Figure content listings:
_ _ _ _

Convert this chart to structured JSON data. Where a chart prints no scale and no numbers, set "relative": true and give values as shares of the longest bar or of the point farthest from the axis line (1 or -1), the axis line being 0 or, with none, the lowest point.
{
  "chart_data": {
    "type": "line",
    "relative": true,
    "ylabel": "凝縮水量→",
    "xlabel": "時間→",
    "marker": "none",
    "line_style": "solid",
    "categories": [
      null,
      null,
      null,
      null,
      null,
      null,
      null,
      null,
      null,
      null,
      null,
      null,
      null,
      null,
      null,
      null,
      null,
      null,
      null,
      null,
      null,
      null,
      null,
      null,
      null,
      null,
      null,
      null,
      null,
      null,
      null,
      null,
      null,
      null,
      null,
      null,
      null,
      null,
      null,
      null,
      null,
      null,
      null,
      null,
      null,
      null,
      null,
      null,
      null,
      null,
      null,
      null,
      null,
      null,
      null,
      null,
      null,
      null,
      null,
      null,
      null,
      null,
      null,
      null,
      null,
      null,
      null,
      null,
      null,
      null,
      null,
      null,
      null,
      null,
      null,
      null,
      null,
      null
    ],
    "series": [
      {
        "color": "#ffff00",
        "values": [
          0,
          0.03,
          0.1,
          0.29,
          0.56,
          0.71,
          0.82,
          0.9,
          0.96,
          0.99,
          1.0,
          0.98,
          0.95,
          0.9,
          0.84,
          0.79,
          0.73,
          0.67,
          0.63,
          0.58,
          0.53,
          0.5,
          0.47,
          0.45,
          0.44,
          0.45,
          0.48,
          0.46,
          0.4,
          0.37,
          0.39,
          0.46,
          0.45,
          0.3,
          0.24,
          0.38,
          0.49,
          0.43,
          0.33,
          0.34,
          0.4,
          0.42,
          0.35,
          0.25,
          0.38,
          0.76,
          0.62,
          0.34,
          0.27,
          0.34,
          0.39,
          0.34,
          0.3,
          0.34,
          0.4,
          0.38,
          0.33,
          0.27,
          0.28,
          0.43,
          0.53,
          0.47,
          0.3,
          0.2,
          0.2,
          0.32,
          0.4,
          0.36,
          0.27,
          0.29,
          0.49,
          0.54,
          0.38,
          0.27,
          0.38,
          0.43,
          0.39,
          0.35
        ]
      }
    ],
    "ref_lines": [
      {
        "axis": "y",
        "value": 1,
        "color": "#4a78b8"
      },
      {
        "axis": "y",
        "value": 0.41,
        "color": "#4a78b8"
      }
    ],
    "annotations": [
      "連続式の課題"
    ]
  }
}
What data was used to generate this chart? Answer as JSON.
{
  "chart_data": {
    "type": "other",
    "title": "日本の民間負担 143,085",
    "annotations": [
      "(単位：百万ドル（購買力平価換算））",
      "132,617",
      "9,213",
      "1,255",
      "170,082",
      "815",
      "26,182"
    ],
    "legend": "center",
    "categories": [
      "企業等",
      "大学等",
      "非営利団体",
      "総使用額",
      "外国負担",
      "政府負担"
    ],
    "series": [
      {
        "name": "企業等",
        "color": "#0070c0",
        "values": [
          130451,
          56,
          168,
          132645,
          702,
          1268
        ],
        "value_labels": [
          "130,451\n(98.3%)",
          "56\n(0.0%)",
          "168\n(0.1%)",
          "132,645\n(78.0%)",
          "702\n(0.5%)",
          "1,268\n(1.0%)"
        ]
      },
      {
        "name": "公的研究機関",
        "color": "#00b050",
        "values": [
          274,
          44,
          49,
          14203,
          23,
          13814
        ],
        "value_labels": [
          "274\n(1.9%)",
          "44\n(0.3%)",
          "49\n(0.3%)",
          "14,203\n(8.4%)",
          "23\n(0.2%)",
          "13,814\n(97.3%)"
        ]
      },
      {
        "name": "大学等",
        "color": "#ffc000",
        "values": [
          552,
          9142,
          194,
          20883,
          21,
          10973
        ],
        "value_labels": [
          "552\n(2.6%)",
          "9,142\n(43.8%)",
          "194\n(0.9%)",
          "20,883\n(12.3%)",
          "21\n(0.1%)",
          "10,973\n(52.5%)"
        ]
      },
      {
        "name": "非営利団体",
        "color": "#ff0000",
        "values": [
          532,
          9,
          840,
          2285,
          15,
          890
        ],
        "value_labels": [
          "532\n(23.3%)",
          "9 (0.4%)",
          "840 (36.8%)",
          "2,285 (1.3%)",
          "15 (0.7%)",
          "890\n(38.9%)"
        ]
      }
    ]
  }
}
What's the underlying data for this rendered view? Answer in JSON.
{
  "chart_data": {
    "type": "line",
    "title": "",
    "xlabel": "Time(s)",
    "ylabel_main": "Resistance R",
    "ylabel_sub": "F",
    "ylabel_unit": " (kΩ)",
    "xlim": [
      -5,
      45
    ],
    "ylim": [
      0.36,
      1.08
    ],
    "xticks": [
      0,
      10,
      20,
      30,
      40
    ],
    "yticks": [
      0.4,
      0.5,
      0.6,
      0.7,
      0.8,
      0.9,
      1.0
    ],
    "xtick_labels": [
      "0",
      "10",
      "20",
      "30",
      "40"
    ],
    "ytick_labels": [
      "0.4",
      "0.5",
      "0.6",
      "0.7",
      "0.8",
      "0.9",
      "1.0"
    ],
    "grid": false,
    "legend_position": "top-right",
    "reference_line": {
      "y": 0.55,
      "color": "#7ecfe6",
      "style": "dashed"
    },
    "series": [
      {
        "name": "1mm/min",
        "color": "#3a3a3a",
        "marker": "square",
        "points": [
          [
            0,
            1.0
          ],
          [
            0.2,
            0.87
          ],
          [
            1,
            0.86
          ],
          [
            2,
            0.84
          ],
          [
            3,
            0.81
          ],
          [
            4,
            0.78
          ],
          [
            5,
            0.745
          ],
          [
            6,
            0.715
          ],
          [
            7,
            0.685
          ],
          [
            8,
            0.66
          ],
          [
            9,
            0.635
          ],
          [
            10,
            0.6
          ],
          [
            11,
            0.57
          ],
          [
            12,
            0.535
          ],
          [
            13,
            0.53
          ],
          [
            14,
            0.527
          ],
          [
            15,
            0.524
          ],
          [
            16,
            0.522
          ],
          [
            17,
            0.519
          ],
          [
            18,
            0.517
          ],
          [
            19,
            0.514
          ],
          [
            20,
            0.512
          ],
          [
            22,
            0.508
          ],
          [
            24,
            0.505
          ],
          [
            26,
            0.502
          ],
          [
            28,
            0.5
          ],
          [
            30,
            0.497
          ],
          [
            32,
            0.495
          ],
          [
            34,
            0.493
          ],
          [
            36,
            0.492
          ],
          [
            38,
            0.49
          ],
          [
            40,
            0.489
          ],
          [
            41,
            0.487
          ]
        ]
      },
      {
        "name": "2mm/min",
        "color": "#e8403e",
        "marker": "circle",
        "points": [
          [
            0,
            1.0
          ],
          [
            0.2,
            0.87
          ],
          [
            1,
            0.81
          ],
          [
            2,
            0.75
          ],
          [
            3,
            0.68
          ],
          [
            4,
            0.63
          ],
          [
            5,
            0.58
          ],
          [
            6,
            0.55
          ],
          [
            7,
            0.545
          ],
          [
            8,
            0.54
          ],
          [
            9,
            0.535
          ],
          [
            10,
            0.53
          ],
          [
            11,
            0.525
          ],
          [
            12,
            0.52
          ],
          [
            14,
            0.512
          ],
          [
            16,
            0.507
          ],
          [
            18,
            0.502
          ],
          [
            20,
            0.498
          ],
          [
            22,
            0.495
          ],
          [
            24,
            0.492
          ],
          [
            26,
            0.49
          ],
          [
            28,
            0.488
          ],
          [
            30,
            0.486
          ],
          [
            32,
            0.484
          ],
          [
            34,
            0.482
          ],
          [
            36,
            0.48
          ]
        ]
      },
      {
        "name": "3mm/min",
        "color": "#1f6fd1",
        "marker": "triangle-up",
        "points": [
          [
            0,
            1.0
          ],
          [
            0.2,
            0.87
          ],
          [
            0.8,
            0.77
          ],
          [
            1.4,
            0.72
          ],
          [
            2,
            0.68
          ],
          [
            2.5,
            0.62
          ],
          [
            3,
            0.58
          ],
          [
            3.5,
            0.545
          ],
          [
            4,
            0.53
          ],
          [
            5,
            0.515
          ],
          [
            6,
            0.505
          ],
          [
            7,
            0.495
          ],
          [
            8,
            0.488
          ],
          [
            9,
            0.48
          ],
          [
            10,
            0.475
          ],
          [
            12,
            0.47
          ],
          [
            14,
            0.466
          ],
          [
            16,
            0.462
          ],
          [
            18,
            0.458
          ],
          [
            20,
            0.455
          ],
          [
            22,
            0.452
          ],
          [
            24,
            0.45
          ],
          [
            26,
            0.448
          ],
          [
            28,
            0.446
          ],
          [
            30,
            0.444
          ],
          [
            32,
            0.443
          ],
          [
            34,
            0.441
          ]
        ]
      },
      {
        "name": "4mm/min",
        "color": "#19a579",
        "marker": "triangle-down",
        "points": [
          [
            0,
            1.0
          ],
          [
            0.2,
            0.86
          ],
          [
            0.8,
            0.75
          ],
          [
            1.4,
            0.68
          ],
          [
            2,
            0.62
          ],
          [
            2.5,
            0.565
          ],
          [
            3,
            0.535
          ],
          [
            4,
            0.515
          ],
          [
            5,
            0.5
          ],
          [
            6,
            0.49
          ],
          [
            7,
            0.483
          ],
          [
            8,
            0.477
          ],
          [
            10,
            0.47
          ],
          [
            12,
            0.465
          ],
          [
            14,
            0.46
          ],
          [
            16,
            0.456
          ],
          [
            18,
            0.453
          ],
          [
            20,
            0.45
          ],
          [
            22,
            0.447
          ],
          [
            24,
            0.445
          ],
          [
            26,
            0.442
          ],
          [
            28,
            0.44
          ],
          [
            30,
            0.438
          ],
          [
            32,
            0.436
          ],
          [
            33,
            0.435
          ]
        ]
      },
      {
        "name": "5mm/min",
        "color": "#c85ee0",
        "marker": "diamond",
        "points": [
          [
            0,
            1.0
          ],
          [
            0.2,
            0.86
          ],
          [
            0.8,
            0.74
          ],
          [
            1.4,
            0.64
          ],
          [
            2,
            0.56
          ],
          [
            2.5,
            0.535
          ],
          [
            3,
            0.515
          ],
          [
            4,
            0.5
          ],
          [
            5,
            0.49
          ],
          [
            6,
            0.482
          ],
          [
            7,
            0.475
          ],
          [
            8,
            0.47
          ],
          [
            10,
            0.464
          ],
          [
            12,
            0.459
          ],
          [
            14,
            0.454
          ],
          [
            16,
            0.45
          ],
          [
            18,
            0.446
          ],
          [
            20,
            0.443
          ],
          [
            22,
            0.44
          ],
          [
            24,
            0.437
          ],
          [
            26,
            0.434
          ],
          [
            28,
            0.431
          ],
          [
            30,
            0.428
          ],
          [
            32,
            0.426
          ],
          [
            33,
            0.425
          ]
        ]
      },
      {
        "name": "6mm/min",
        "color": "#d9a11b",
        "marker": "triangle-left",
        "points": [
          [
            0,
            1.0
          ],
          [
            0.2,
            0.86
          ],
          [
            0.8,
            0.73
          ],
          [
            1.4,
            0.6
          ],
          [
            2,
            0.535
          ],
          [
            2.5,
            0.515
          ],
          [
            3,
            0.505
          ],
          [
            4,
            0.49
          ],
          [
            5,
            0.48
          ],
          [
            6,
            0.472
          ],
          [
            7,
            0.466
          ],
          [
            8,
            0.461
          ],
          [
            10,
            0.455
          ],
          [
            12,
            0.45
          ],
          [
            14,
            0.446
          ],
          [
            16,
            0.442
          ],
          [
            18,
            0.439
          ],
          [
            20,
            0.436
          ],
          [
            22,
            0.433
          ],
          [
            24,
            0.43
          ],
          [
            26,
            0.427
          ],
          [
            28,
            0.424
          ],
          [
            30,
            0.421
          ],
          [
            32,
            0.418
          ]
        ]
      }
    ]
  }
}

_ _ _ _

→ Task instructions
In the records above, find the lines containing "true" and copy them.

→ Answer to this problem
Convert this chart to structured JSON data. Where a chart prints no scale and no numbers, set "relative": true and give values as shares of the longest bar or of the point farthest from the axis line (1 or -1), the axis line being 0 or, with none, the lowest point.
    "relative": true,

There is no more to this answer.